Instructions for the task -
Would you quote the material below in full and unchanged?

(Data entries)

- - -

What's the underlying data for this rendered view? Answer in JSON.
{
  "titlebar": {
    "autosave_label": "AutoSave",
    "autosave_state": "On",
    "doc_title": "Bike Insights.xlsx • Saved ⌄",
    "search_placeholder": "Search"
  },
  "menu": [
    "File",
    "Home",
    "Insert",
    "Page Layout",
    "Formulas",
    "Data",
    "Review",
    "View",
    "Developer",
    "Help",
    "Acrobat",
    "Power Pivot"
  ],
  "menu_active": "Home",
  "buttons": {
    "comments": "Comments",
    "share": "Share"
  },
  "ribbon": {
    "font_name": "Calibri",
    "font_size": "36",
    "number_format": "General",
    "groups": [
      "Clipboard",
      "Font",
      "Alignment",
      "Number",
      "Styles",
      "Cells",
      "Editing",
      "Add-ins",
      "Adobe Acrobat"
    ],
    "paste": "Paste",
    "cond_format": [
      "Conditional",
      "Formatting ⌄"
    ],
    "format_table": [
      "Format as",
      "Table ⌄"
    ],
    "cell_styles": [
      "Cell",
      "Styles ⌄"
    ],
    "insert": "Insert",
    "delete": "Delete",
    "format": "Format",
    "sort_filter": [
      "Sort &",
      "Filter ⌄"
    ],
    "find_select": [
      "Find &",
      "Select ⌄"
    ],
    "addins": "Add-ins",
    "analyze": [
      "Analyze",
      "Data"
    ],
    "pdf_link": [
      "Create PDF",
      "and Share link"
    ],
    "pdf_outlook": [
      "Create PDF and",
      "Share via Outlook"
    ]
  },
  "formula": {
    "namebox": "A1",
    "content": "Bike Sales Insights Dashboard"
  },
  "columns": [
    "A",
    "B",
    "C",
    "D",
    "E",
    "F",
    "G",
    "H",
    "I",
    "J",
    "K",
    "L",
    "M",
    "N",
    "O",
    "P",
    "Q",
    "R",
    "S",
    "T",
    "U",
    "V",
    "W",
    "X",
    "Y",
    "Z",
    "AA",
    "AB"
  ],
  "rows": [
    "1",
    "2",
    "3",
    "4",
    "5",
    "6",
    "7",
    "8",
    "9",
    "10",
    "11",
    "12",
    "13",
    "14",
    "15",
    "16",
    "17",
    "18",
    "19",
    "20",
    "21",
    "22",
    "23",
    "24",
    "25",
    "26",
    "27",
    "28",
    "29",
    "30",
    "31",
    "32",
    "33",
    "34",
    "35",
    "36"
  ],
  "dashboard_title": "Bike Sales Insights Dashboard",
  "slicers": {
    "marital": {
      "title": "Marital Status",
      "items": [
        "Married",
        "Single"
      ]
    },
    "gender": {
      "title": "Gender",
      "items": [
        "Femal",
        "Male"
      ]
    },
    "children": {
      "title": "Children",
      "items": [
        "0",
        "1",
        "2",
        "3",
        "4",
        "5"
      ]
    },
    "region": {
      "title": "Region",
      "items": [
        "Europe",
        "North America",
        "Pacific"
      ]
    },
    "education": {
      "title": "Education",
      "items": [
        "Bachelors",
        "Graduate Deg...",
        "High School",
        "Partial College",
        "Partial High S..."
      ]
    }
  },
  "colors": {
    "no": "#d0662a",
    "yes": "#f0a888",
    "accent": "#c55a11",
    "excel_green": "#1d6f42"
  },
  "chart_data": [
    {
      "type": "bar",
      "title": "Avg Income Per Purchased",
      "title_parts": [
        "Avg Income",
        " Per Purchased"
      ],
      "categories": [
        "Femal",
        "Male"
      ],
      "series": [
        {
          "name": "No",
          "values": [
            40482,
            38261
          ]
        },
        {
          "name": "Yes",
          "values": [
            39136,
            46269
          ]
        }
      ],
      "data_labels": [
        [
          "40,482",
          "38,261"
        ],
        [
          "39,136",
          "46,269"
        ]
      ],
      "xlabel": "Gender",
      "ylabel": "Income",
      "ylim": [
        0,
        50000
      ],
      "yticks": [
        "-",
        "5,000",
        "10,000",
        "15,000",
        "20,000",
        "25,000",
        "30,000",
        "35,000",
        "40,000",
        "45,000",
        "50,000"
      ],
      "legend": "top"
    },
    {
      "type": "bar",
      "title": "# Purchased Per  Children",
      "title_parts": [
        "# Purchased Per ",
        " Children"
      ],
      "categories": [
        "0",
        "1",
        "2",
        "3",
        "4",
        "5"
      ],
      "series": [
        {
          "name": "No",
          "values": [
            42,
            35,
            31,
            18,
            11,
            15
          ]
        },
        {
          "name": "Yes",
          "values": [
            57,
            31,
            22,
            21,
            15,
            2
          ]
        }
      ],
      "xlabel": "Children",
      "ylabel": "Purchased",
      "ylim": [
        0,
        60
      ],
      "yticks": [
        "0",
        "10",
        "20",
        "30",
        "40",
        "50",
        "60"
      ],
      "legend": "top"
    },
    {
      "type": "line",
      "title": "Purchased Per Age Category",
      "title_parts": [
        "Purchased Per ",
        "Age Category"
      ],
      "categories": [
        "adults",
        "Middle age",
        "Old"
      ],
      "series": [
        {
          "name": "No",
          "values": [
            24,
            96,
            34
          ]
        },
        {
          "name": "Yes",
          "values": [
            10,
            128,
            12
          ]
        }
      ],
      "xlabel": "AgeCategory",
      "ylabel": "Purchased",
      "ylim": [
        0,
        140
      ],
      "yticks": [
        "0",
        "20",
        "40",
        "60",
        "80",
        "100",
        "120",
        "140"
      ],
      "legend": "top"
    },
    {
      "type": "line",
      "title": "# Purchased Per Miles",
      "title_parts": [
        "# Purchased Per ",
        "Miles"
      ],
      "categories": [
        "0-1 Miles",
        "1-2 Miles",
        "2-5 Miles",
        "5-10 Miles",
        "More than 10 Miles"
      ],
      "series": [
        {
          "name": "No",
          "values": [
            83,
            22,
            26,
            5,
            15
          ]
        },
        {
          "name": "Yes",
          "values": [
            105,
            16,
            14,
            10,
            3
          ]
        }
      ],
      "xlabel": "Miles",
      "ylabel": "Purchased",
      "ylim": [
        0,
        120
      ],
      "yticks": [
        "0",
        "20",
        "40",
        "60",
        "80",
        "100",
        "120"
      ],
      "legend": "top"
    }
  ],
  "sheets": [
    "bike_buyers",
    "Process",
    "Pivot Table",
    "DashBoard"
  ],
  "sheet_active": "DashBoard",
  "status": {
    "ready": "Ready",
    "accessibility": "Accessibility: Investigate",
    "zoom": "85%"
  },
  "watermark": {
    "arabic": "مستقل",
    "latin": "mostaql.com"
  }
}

- - -

Task solution -
What's the underlying data for this rendered view? Answer in JSON.
{
  "titlebar": {
    "autosave_label": "AutoSave",
    "autosave_state": "On",
    "doc_title": "Bike Insights.xlsx • Saved ⌄",
    "search_placeholder": "Search"
  },
  "menu": [
    "File",
    "Home",
    "Insert",
    "Page Layout",
    "Formulas",
    "Data",
    "Review",
    "View",
    "Developer",
    "Help",
    "Acrobat",
    "Power Pivot"
  ],
  "menu_active": "Home",
  "buttons": {
    "comments": "Comments",
    "share": "Share"
  },
  "ribbon": {
    "font_name": "Calibri",
    "font_size": "36",
    "number_format": "General",
    "groups": [
      "Clipboard",
      "Font",
      "Alignment",
      "Number",
      "Styles",
      "Cells",
      "Editing",
      "Add-ins",
      "Adobe Acrobat"
    ],
    "paste": "Paste",
    "cond_format": [
      "Conditional",
      "Formatting ⌄"
    ],
    "format_table": [
      "Format as",
      "Table ⌄"
    ],
    "cell_styles": [
      "Cell",
      "Styles ⌄"
    ],
    "insert": "Insert",
    "delete": "Delete",
    "format": "Format",
    "sort_filter": [
      "Sort &",
      "Filter ⌄"
    ],
    "find_select": [
      "Find &",
      "Select ⌄"
    ],
    "addins": "Add-ins",
    "analyze": [
      "Analyze",
      "Data"
    ],
    "pdf_link": [
      "Create PDF",
      "and Share link"
    ],
    "pdf_outlook": [
      "Create PDF and",
      "Share via Outlook"
    ]
  },
  "formula": {
    "namebox": "A1",
    "content": "Bike Sales Insights Dashboard"
  },
  "columns": [
    "A",
    "B",
    "C",
    "D",
    "E",
    "F",
    "G",
    "H",
    "I",
    "J",
    "K",
    "L",
    "M",
    "N",
    "O",
    "P",
    "Q",
    "R",
    "S",
    "T",
    "U",
    "V",
    "W",
    "X",
    "Y",
    "Z",
    "AA",
    "AB"
  ],
  "rows": [
    "1",
    "2",
    "3",
    "4",
    "5",
    "6",
    "7",
    "8",
    "9",
    "10",
    "11",
    "12",
    "13",
    "14",
    "15",
    "16",
    "17",
    "18",
    "19",
    "20",
    "21",
    "22",
    "23",
    "24",
    "25",
    "26",
    "27",
    "28",
    "29",
    "30",
    "31",
    "32",
    "33",
    "34",
    "35",
    "36"
  ],
  "dashboard_title": "Bike Sales Insights Dashboard",
  "slicers": {
    "marital": {
      "title": "Marital Status",
      "items": [
        "Married",
        "Single"
      ]
    },
    "gender": {
      "title": "Gender",
      "items": [
        "Femal",
        "Male"
      ]
    },
    "children": {
      "title": "Children",
      "items": [
        "0",
        "1",
        "2",
        "3",
        "4",
        "5"
      ]
    },
    "region": {
      "title": "Region",
      "items": [
        "Europe",
        "North America",
        "Pacific"
      ]
    },
    "education": {
      "title": "Education",
      "items": [
        "Bachelors",
        "Graduate Deg...",
        "High School",
        "Partial College",
        "Partial High S..."
      ]
    }
  },
  "colors": {
    "no": "#d0662a",
    "yes": "#f0a888",
    "accent": "#c55a11",
    "excel_green": "#1d6f42"
  },
  "chart_data": [
    {
      "type": "bar",
      "title": "Avg Income Per Purchased",
      "title_parts": [
        "Avg Income",
        " Per Purchased"
      ],
      "categories": [
        "Femal",
        "Male"
      ],
      "series": [
        {
          "name": "No",
          "values": [
            40482,
            38261
          ]
        },
        {
          "name": "Yes",
          "values": [
            39136,
            46269
          ]
        }
      ],
      "data_labels": [
        [
          "40,482",
          "38,261"
        ],
        [
          "39,136",
          "46,269"
        ]
      ],
      "xlabel": "Gender",
      "ylabel": "Income",
      "ylim": [
        0,
        50000
      ],
      "yticks": [
        "-",
        "5,000",
        "10,000",
        "15,000",
        "20,000",
        "25,000",
        "30,000",
        "35,000",
        "40,000",
        "45,000",
        "50,000"
      ],
      "legend": "top"
    },
    {
      "type": "bar",
      "title": "# Purchased Per  Children",
      "title_parts": [
        "# Purchased Per ",
        " Children"
      ],
      "categories": [
        "0",
        "1",
        "2",
        "3",
        "4",
        "5"
      ],
      "series": [
        {
          "name": "No",
          "values": [
            42,
            35,
            31,
            18,
            11,
            15
          ]
        },
        {
          "name": "Yes",
          "values": [
            57,
            31,
            22,
            21,
            15,
            2
          ]
        }
      ],
      "xlabel": "Children",
      "ylabel": "Purchased",
      "ylim": [
        0,
        60
      ],
      "yticks": [
        "0",
        "10",
        "20",
        "30",
        "40",
        "50",
        "60"
      ],
      "legend": "top"
    },
    {
      "type": "line",
      "title": "Purchased Per Age Category",
      "title_parts": [
        "Purchased Per ",
        "Age Category"
      ],
      "categories": [
        "adults",
        "Middle age",
        "Old"
      ],
      "series": [
        {
          "name": "No",
          "values": [
            24,
            96,
            34
          ]
        },
        {
          "name": "Yes",
          "values": [
            10,
            128,
            12
          ]
        }
      ],
      "xlabel": "AgeCategory",
      "ylabel": "Purchased",
      "ylim": [
        0,
        140
      ],
      "yticks": [
        "0",
        "20",
        "40",
        "60",
        "80",
        "100",
        "120",
        "140"
      ],
      "legend": "top"
    },
    {
      "type": "line",
      "title": "# Purchased Per Miles",
      "title_parts": [
        "# Purchased Per ",
        "Miles"
      ],
      "categories": [
        "0-1 Miles",
        "1-2 Miles",
        "2-5 Miles",
        "5-10 Miles",
        "More than 10 Miles"
      ],
      "series": [
        {
          "name": "No",
          "values": [
            83,
            22,
            26,
            5,
            15
          ]
        },
        {
          "name": "Yes",
          "values": [
            105,
            16,
            14,
            10,
            3
          ]
        }
      ],
      "xlabel": "Miles",
      "ylabel": "Purchased",
      "ylim": [
        0,
        120
      ],
      "yticks": [
        "0",
        "20",
        "40",
        "60",
        "80",
        "100",
        "120"
      ],
      "legend": "top"
    }
  ],
  "sheets": [
    "bike_buyers",
    "Process",
    "Pivot Table",
    "DashBoard"
  ],
  "sheet_active": "DashBoard",
  "status": {
    "ready": "Ready",
    "accessibility": "Accessibility: Investigate",
    "zoom": "85%"
  },
  "watermark": {
    "arabic": "مستقل",
    "latin": "mostaql.com"
  }
}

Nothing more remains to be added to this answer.